* _THE PROBLEM_:
Drop the images; return everything else in the listing below exactly.

== MATERIAL PROVIDED ==

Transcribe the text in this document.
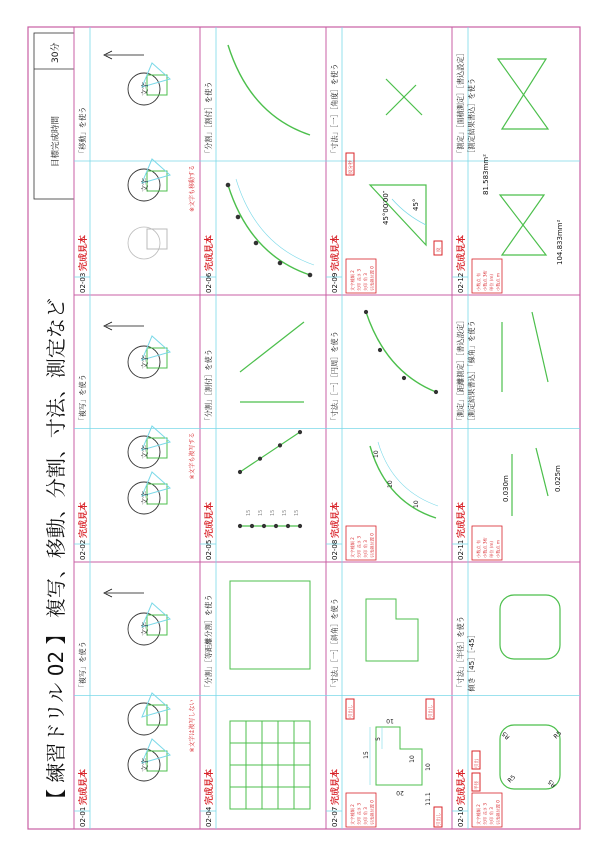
【 練習ドリル 02 】 複写、移動、分割、寸法、測定など
目標完成時間
30分
02-01
完成見本
「複写」を使う
※文字は複写しない
文字
文字
02-02
完成見本
「複写」を使う
※文字も複写する
文字
文字
文字
02-03
完成見本
「移動」を使う
※文字も移動する
文字
文字
02-04
完成見本
「分割」［等距離分割］を使う
02-05
完成見本
「分割」［割付］を使う
15
15
15
15
15
02-06
完成見本
「分割」［割付］を使う
02-07
完成見本
「寸法」［一］［斜角］を使う
文字種類 2 矢印 長さ 3 矢印 角 3 引出線位置 0
15
5
10
20
10
10
11.1
引出し
引出し
引出し
02-08
完成見本
「寸法」［一］［円周］を使う
文字種類 2 矢印 長さ 3 矢印 角 3 引出線位置 0
10
10
10
02-09
完成見本
「寸法」［一］［角度］を使う
文字種類 2 矢印 長さ 3 矢印 角 3 引出線位置 0
45°00′00″	45°
度分秒
度
02-10
完成見本
「寸法」［半径］を使う 傾き［45］［-45］
文字種類 2 矢印 長さ 3 矢印 角 3 引出線位置 0
R5
R5
R5
R5
半径
引出
02-11
完成見本
「測定」［距離測定］［書込設定］ ［測定結果書込］「線角」を使う
小数点 有 小数点 3桁 単位 (m) 小数点 m
0.030m	0.025m
02-12
完成見本
「測定」［面積測定］［書込設定］ ［測定結果書込］を使う
小数点 有 小数点 3桁 単位 (m) 小数点 m
104.833mm²
81.583mm²
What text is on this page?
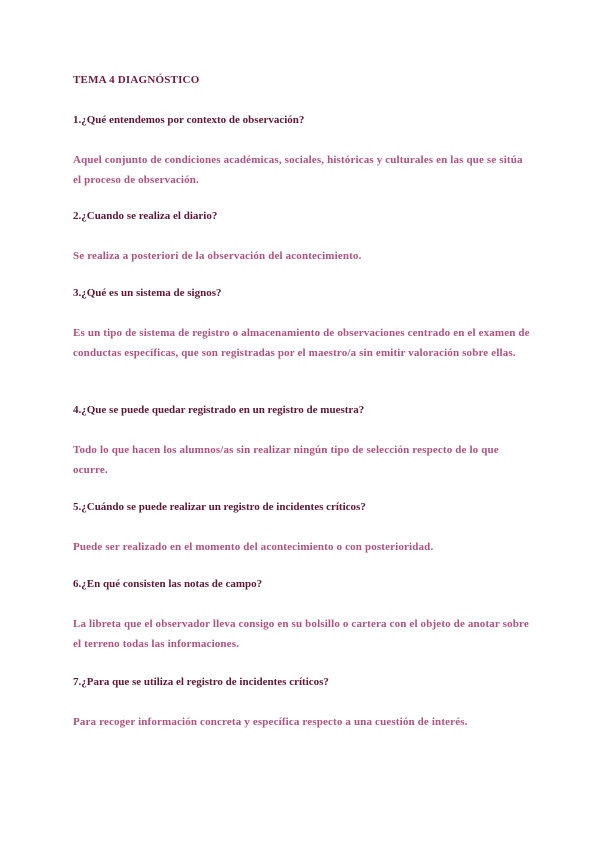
TEMA 4 DIAGNÓSTICO

1.¿Qué entendemos por contexto de observación?

Aquel conjunto de condiciones académicas, sociales, históricas y culturales en las que se sitúa el proceso de observación.

2.¿Cuando se realiza el diario?

Se realiza a posteriori de la observación del acontecimiento.

3.¿Qué es un sistema de signos?

Es un tipo de sistema de registro o almacenamiento de observaciones centrado en el examen de conductas específicas, que son registradas por el maestro/a sin emitir valoración sobre ellas.

4.¿Que se puede quedar registrado en un registro de muestra?

Todo lo que hacen los alumnos/as sin realizar ningún tipo de selección respecto de lo que ocurre.

5.¿Cuándo se puede realizar un registro de incidentes críticos?

Puede ser realizado en el momento del acontecimiento o con posterioridad.

6.¿En qué consisten las notas de campo?

La libreta que el observador lleva consigo en su bolsillo o cartera con el objeto de anotar sobre el terreno todas las informaciones.

7.¿Para que se utiliza el registro de incidentes críticos?

Para recoger información concreta y específica respecto a una cuestión de interés.
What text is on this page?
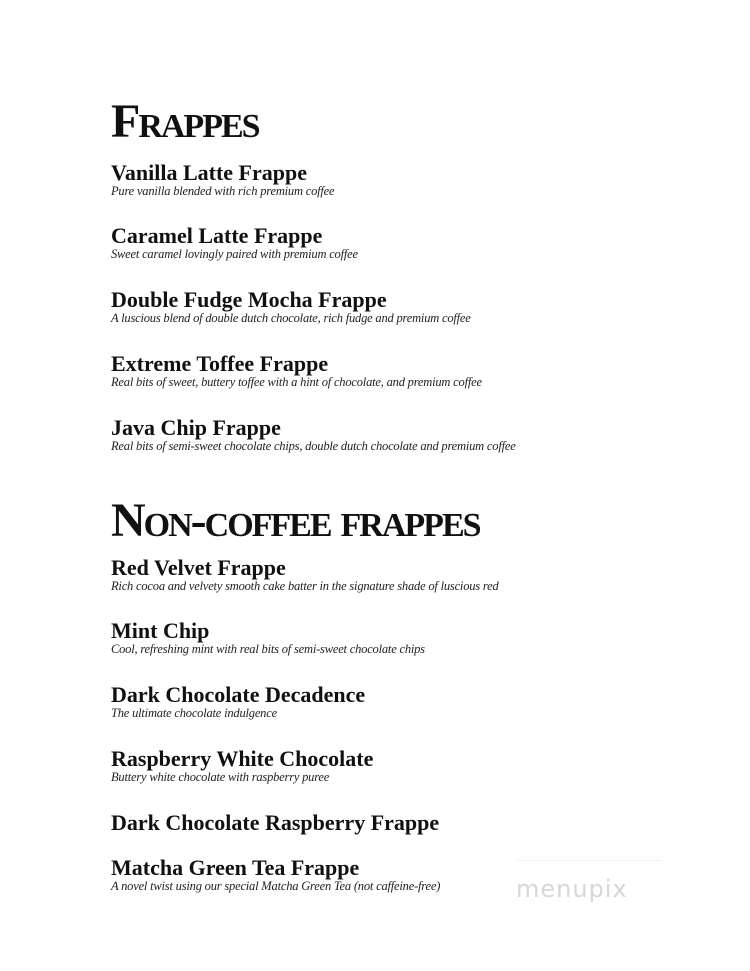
Frappes
Vanilla Latte Frappe
Pure vanilla blended with rich premium coffee
Caramel Latte Frappe
Sweet caramel lovingly paired with premium coffee
Double Fudge Mocha Frappe
A luscious blend of double dutch chocolate, rich fudge and premium coffee
Extreme Toffee Frappe
Real bits of sweet, buttery toffee with a hint of chocolate, and premium coffee
Java Chip Frappe
Real bits of semi-sweet chocolate chips, double dutch chocolate and premium coffee
Non-coffee frappes
Red Velvet Frappe
Rich cocoa and velvety smooth cake batter in the signature shade of luscious red
Mint Chip
Cool, refreshing mint with real bits of semi-sweet chocolate chips
Dark Chocolate Decadence
The ultimate chocolate indulgence
Raspberry White Chocolate
Buttery white chocolate with raspberry puree
Dark Chocolate Raspberry Frappe
Matcha Green Tea Frappe
A novel twist using our special Matcha Green Tea (not caffeine-free)	menupix
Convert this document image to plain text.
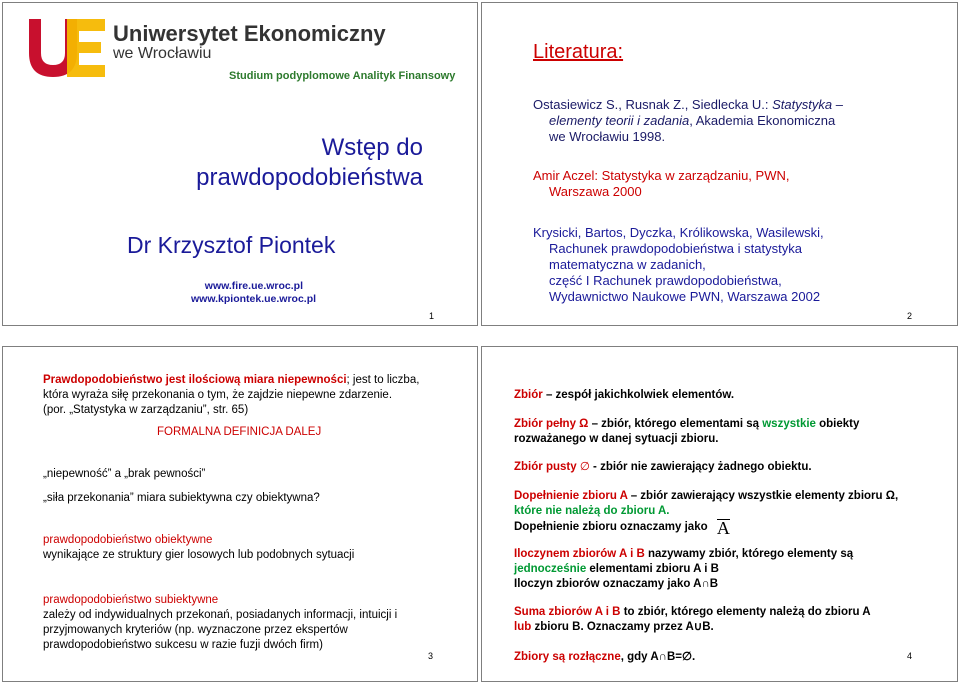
Uniwersytet Ekonomiczny
we Wrocławiu
Studium podyplomowe Analityk Finansowy
Wstęp do
prawdopodobieństwa
Dr Krzysztof Piontek
www.fire.ue.wroc.pl
www.kpiontek.ue.wroc.pl
1
Literatura:
Ostasiewicz S., Rusnak Z., Siedlecka U.: Statystyka –
elementy teorii i zadania, Akademia Ekonomiczna
we Wrocławiu 1998.
Amir Aczel: Statystyka w zarządzaniu, PWN,
Warszawa 2000
Krysicki, Bartos, Dyczka, Królikowska, Wasilewski,
Rachunek prawdopodobieństwa i statystyka
matematyczna w zadanich,
część I Rachunek prawdopodobieństwa,
Wydawnictwo Naukowe PWN, Warszawa 2002
2
Prawdopodobieństwo jest ilościową miara niepewności; jest to liczba,
która wyraża siłę przekonania o tym, że zajdzie niepewne zdarzenie.
(por. „Statystyka w zarządzaniu”, str. 65)
FORMALNA DEFINICJA DALEJ
„niepewność” a „brak pewności”
„siła przekonania” miara subiektywna czy obiektywna?
prawdopodobieństwo obiektywne
wynikające ze struktury gier losowych lub podobnych sytuacji
prawdopodobieństwo subiektywne
zależy od indywidualnych przekonań, posiadanych informacji, intuicji i
przyjmowanych kryteriów (np. wyznaczone przez ekspertów
prawdopodobieństwo sukcesu w razie fuzji dwóch firm)
3
Zbiór – zespół jakichkolwiek elementów.
Zbiór pełny Ω – zbiór, którego elementami są wszystkie obiekty
rozważanego w danej sytuacji zbioru.
Zbiór pusty ∅ - zbiór nie zawierający żadnego obiektu.
Dopełnienie zbioru A – zbiór zawierający wszystkie elementy zbioru Ω,
które nie należą do zbioru A.
Dopełnienie zbioru oznaczamy jako A
Iloczynem zbiorów A i B nazywamy zbiór, którego elementy są
jednocześnie elementami zbioru A i B
Iloczyn zbiorów oznaczamy jako A∩B
Suma zbiorów A i B to zbiór, którego elementy należą do zbioru A
lub zbioru B. Oznaczamy przez A∪B.
Zbiory są rozłączne, gdy A∩B=∅.	4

===

* _RESPONSE TO THIS EXERCISE_:
Transcribe the text in this document.
【 練習ドリル 02 】 複写、移動、分割、寸法、測定など
目標完成時間
30分
02-01
完成見本
「複写」を使う
※文字は複写しない
文字
文字
02-02
完成見本
「複写」を使う
※文字も複写する
文字
文字
文字
02-03
完成見本
「移動」を使う
※文字も移動する
文字
文字
02-04
完成見本
「分割」［等距離分割］を使う
02-05
完成見本
「分割」［割付］を使う
15
15
15
15
15
02-06
完成見本
「分割」［割付］を使う
02-07
完成見本
「寸法」［一］［斜角］を使う
文字種類 2 矢印 長さ 3 矢印 角 3 引出線位置 0
15
5
10
20
10
10
11.1
引出し
引出し
引出し
02-08
完成見本
「寸法」［一］［円周］を使う
文字種類 2 矢印 長さ 3 矢印 角 3 引出線位置 0
10
10
10
02-09
完成見本
「寸法」［一］［角度］を使う
文字種類 2 矢印 長さ 3 矢印 角 3 引出線位置 0
45°00′00″	45°
度分秒
度
02-10
完成見本
「寸法」［半径］を使う 傾き［45］［-45］
文字種類 2 矢印 長さ 3 矢印 角 3 引出線位置 0
R5
R5
R5
R5
半径
引出
02-11
完成見本
「測定」［距離測定］［書込設定］ ［測定結果書込］「線角」を使う
小数点 有 小数点 3桁 単位 (m) 小数点 m
0.030m	0.025m
02-12
完成見本
「測定」［面積測定］［書込設定］ ［測定結果書込］を使う
小数点 有 小数点 3桁 単位 (m) 小数点 m
104.833mm²
81.583mm²
What text is on this page?
TEMA 4 DIAGNÓSTICO

1.¿Qué entendemos por contexto de observación?

Aquel conjunto de condiciones académicas, sociales, históricas y culturales en las que se sitúa el proceso de observación.

2.¿Cuando se realiza el diario?

Se realiza a posteriori de la observación del acontecimiento.

3.¿Qué es un sistema de signos?

Es un tipo de sistema de registro o almacenamiento de observaciones centrado en el examen de conductas específicas, que son registradas por el maestro/a sin emitir valoración sobre ellas.

4.¿Que se puede quedar registrado en un registro de muestra?

Todo lo que hacen los alumnos/as sin realizar ningún tipo de selección respecto de lo que ocurre.

5.¿Cuándo se puede realizar un registro de incidentes críticos?

Puede ser realizado en el momento del acontecimiento o con posterioridad.

6.¿En qué consisten las notas de campo?

La libreta que el observador lleva consigo en su bolsillo o cartera con el objeto de anotar sobre el terreno todas las informaciones.

7.¿Para que se utiliza el registro de incidentes críticos?

Para recoger información concreta y específica respecto a una cuestión de interés.
What text is on this page?
Frappes
Vanilla Latte Frappe
Pure vanilla blended with rich premium coffee
Caramel Latte Frappe
Sweet caramel lovingly paired with premium coffee
Double Fudge Mocha Frappe
A luscious blend of double dutch chocolate, rich fudge and premium coffee
Extreme Toffee Frappe
Real bits of sweet, buttery toffee with a hint of chocolate, and premium coffee
Java Chip Frappe
Real bits of semi-sweet chocolate chips, double dutch chocolate and premium coffee
Non-coffee frappes
Red Velvet Frappe
Rich cocoa and velvety smooth cake batter in the signature shade of luscious red
Mint Chip
Cool, refreshing mint with real bits of semi-sweet chocolate chips
Dark Chocolate Decadence
The ultimate chocolate indulgence
Raspberry White Chocolate
Buttery white chocolate with raspberry puree
Dark Chocolate Raspberry Frappe
Matcha Green Tea Frappe
A novel twist using our special Matcha Green Tea (not caffeine-free)	menupix
Convert this document image to plain text.
Uniwersytet Ekonomiczny
we Wrocławiu
Studium podyplomowe Analityk Finansowy
Wstęp do
prawdopodobieństwa
Dr Krzysztof Piontek
www.fire.ue.wroc.pl
www.kpiontek.ue.wroc.pl
1
Literatura:
Ostasiewicz S., Rusnak Z., Siedlecka U.: Statystyka –
elementy teorii i zadania, Akademia Ekonomiczna
we Wrocławiu 1998.
Amir Aczel: Statystyka w zarządzaniu, PWN,
Warszawa 2000
Krysicki, Bartos, Dyczka, Królikowska, Wasilewski,
Rachunek prawdopodobieństwa i statystyka
matematyczna w zadanich,
część I Rachunek prawdopodobieństwa,
Wydawnictwo Naukowe PWN, Warszawa 2002
2
Prawdopodobieństwo jest ilościową miara niepewności; jest to liczba,
która wyraża siłę przekonania o tym, że zajdzie niepewne zdarzenie.
(por. „Statystyka w zarządzaniu”, str. 65)
FORMALNA DEFINICJA DALEJ
„niepewność” a „brak pewności”
„siła przekonania” miara subiektywna czy obiektywna?
prawdopodobieństwo obiektywne
wynikające ze struktury gier losowych lub podobnych sytuacji
prawdopodobieństwo subiektywne
zależy od indywidualnych przekonań, posiadanych informacji, intuicji i
przyjmowanych kryteriów (np. wyznaczone przez ekspertów
prawdopodobieństwo sukcesu w razie fuzji dwóch firm)
3
Zbiór – zespół jakichkolwiek elementów.
Zbiór pełny Ω – zbiór, którego elementami są wszystkie obiekty
rozważanego w danej sytuacji zbioru.
Zbiór pusty ∅ - zbiór nie zawierający żadnego obiektu.
Dopełnienie zbioru A – zbiór zawierający wszystkie elementy zbioru Ω,
które nie należą do zbioru A.
Dopełnienie zbioru oznaczamy jako A
Iloczynem zbiorów A i B nazywamy zbiór, którego elementy są
jednocześnie elementami zbioru A i B
Iloczyn zbiorów oznaczamy jako A∩B
Suma zbiorów A i B to zbiór, którego elementy należą do zbioru A
lub zbioru B. Oznaczamy przez A∪B.
Zbiory są rozłączne, gdy A∩B=∅.	4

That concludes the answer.